Collected data entries —

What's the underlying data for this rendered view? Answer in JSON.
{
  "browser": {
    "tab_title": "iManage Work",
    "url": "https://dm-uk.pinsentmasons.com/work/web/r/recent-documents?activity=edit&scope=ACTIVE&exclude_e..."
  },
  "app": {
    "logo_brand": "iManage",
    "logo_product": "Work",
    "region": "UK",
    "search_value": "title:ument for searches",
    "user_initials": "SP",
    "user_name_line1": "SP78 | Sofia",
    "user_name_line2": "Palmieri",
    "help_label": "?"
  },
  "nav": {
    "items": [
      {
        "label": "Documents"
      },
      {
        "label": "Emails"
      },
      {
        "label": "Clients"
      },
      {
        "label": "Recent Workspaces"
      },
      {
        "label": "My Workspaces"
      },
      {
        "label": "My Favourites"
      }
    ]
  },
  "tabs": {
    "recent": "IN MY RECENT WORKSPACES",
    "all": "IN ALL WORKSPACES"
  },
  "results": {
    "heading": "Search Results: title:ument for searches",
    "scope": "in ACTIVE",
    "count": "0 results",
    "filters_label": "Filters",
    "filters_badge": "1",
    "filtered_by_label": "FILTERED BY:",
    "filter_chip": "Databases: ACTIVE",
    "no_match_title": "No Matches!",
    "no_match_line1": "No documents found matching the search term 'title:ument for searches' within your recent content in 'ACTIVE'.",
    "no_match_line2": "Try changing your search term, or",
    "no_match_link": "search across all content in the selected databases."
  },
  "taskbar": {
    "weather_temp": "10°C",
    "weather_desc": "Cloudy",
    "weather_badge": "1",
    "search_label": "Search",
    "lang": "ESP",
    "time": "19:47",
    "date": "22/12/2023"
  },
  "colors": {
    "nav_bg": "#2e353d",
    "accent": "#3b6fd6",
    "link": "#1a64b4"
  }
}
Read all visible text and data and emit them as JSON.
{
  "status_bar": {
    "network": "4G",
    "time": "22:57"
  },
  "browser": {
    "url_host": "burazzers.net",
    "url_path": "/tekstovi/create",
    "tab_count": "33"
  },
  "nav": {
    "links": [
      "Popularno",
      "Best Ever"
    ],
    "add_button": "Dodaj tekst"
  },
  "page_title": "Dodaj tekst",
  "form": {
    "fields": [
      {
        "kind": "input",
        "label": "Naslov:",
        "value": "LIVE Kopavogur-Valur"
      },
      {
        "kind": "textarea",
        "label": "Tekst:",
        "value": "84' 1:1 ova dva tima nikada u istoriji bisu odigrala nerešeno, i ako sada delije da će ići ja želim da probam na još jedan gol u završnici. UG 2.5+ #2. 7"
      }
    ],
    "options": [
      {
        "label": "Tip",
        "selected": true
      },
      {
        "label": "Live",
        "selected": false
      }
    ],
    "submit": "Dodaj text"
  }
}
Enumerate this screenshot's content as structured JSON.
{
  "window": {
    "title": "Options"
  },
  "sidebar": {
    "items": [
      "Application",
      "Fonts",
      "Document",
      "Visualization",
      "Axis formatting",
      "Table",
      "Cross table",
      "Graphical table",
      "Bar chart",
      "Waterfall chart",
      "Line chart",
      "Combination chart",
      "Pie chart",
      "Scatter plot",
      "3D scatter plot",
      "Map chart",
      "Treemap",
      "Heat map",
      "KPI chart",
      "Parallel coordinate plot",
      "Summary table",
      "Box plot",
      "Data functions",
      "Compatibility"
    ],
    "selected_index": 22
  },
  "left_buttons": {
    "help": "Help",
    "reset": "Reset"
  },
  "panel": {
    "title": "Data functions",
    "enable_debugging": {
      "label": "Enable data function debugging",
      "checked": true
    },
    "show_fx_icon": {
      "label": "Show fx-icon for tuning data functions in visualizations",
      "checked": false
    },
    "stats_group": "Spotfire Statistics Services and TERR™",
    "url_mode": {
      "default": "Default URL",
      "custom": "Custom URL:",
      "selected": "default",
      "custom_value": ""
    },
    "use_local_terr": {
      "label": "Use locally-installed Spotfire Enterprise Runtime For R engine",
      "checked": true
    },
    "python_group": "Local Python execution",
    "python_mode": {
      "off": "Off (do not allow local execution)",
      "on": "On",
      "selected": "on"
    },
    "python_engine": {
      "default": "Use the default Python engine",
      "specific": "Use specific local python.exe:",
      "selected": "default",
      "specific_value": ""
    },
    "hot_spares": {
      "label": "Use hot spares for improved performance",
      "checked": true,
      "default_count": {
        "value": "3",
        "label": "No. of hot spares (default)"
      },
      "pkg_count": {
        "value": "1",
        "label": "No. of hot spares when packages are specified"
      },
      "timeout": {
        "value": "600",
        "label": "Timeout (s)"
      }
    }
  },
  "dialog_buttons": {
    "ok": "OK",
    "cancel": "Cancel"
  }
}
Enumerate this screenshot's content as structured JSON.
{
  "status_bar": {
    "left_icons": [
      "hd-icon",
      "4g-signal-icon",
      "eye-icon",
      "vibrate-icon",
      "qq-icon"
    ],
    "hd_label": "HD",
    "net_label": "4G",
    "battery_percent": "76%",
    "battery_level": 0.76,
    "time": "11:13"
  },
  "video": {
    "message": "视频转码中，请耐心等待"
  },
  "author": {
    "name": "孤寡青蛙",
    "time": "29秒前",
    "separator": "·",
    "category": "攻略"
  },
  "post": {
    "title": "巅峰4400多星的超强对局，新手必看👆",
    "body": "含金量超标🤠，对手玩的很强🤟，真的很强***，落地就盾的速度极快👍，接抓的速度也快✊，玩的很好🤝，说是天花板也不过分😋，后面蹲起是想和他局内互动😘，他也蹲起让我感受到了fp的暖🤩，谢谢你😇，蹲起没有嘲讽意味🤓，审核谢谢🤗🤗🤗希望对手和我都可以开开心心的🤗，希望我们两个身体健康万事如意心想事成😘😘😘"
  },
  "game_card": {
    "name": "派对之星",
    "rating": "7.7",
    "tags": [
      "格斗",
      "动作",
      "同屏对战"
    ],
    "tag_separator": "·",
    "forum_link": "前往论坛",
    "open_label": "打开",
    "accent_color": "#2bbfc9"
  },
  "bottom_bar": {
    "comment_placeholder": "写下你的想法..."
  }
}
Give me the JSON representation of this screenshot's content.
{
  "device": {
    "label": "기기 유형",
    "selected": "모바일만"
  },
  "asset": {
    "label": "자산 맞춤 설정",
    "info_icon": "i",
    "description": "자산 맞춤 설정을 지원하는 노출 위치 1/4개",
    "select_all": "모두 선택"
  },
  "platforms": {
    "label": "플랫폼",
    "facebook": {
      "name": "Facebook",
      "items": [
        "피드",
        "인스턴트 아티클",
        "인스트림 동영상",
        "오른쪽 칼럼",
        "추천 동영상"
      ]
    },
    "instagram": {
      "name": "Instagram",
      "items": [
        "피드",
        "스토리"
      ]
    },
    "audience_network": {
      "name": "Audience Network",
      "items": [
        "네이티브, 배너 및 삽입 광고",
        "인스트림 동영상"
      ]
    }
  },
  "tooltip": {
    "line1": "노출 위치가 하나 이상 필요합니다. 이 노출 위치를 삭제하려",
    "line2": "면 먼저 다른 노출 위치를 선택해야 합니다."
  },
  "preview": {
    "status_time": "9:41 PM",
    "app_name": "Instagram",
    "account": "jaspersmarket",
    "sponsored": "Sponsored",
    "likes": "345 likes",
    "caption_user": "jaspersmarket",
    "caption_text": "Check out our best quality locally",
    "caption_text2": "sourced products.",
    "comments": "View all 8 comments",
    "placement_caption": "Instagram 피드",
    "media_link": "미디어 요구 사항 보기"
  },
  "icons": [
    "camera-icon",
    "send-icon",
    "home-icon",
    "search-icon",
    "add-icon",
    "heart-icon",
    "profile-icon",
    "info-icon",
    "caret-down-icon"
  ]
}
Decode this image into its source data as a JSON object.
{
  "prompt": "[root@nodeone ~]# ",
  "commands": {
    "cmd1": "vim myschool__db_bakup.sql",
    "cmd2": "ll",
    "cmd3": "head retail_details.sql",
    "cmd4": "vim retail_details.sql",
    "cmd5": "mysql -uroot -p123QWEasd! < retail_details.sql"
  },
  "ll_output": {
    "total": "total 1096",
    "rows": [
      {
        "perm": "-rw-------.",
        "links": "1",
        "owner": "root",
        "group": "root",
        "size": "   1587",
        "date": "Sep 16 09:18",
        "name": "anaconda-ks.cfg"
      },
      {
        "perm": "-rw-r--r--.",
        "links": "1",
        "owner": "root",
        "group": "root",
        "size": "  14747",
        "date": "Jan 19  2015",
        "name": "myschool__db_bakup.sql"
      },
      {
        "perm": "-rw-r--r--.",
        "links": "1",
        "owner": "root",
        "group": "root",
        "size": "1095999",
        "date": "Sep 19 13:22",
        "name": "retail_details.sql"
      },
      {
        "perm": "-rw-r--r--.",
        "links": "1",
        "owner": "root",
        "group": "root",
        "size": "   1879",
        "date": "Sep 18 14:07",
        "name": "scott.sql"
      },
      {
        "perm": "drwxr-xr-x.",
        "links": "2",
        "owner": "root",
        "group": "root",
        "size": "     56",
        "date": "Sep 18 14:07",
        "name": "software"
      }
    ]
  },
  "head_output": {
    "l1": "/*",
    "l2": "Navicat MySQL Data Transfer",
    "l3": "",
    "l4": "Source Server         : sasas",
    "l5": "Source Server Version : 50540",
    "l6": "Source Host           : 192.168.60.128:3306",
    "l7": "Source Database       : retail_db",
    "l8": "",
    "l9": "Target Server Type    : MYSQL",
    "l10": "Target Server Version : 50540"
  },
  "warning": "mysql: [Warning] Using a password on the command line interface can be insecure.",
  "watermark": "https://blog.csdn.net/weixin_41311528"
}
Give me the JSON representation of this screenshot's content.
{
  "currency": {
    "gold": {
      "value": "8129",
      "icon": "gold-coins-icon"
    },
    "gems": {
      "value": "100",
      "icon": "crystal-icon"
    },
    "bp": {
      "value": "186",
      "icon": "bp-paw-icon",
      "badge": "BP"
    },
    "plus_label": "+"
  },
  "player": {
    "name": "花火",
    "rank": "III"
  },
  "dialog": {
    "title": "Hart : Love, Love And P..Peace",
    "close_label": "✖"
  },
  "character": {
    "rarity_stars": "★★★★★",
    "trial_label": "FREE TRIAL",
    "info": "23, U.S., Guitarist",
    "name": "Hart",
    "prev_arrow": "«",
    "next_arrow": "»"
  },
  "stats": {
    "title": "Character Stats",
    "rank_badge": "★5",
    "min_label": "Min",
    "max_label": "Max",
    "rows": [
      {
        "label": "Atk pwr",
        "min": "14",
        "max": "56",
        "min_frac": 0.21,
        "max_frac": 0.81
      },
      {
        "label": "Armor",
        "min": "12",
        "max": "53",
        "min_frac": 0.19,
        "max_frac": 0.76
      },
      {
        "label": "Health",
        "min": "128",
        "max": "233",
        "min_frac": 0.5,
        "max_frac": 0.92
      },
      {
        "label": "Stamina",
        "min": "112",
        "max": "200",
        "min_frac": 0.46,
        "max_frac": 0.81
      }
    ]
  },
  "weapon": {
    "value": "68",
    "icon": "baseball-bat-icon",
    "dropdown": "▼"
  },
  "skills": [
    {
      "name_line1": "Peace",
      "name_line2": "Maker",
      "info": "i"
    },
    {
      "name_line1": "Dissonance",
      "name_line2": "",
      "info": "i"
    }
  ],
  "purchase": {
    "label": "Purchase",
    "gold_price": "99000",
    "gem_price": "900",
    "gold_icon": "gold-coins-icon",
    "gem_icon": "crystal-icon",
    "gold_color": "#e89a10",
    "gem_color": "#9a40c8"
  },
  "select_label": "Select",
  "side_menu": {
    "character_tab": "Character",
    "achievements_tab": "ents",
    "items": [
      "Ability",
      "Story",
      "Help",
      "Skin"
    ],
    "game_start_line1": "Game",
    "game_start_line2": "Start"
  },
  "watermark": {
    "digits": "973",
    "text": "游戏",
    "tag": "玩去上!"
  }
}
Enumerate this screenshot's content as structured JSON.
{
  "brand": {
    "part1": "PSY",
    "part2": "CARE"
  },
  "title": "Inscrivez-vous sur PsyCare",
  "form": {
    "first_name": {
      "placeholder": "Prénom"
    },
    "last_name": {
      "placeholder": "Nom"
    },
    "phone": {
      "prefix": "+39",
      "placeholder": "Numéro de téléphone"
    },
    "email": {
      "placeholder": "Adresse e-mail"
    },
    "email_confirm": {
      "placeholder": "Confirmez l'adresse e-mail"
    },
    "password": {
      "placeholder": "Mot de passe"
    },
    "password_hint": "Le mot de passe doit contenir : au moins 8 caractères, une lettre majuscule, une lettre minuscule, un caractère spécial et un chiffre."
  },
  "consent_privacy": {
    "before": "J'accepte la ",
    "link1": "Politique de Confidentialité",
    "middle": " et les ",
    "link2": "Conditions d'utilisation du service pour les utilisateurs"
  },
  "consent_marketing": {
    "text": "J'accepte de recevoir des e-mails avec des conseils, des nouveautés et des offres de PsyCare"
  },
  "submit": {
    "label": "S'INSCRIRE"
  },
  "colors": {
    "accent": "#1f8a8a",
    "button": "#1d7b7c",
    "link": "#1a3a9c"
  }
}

Task details — Report how many lines above hold the string "locally", giving nothing but the number.

Exercise result — 2